** BEGIN Records shown **

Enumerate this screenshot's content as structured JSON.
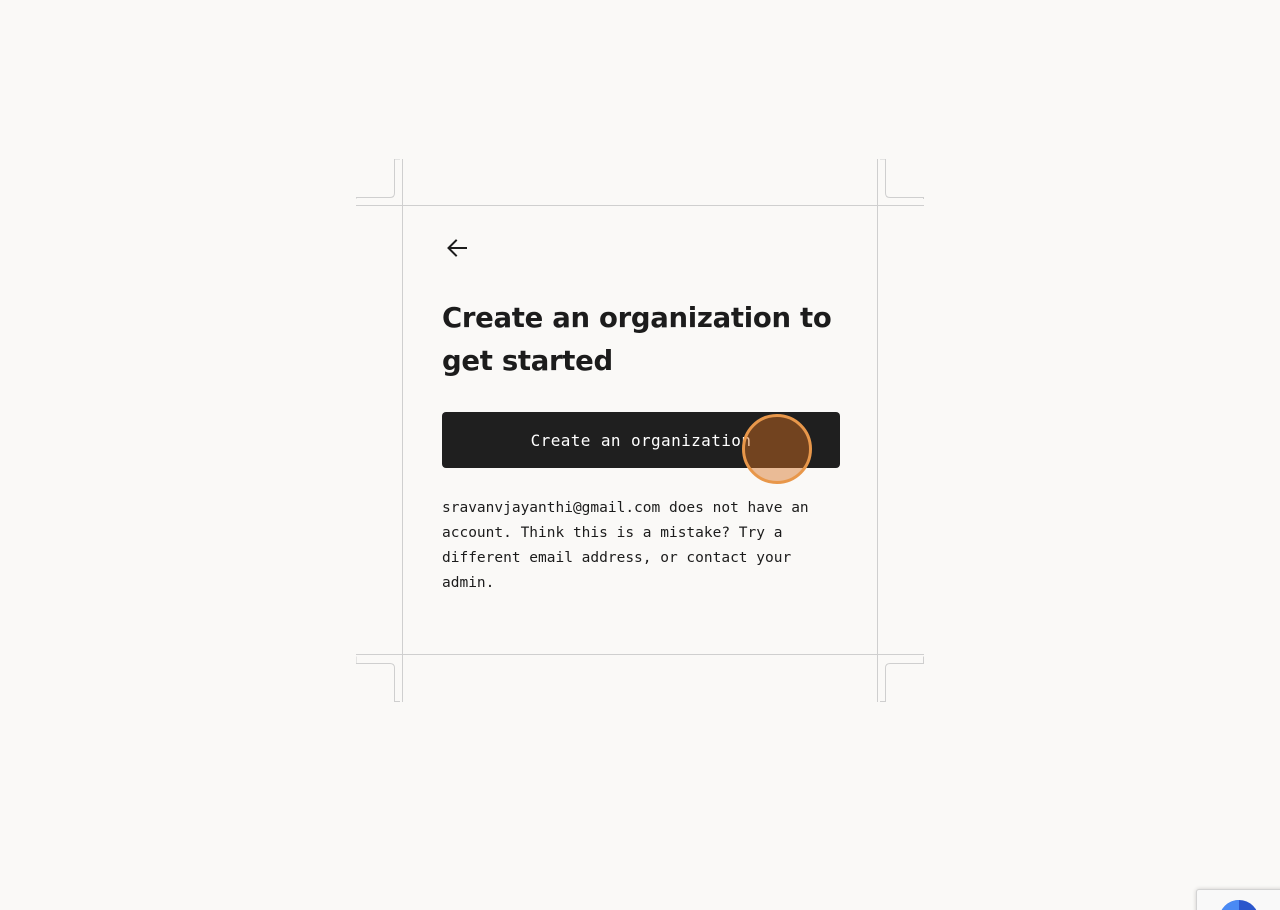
{
  "back": {
    "icon": "arrow-left-icon"
  },
  "heading": "Create an organization to get started",
  "primary_button": {
    "label": "Create an organization"
  },
  "message": "sravanvjayanthi@gmail.com does not have an account. Think this is a mistake? Try a different email address, or contact your admin.",
  "colors": {
    "background": "#faf9f7",
    "button": "#1f1f1f",
    "text": "#1c1c1c",
    "frame": "#cfcfcf",
    "cursor_highlight": "#e8974a"
  },
  "badge": {
    "icon": "recaptcha-icon"
  }
}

** END Records shown **

→ **Task directions**
Quote every record above exactly, leaving out the pictures.

→ **Exercise result**
Enumerate this screenshot's content as structured JSON.
{
  "back": {
    "icon": "arrow-left-icon"
  },
  "heading": "Create an organization to get started",
  "primary_button": {
    "label": "Create an organization"
  },
  "message": "sravanvjayanthi@gmail.com does not have an account. Think this is a mistake? Try a different email address, or contact your admin.",
  "colors": {
    "background": "#faf9f7",
    "button": "#1f1f1f",
    "text": "#1c1c1c",
    "frame": "#cfcfcf",
    "cursor_highlight": "#e8974a"
  },
  "badge": {
    "icon": "recaptcha-icon"
  }
}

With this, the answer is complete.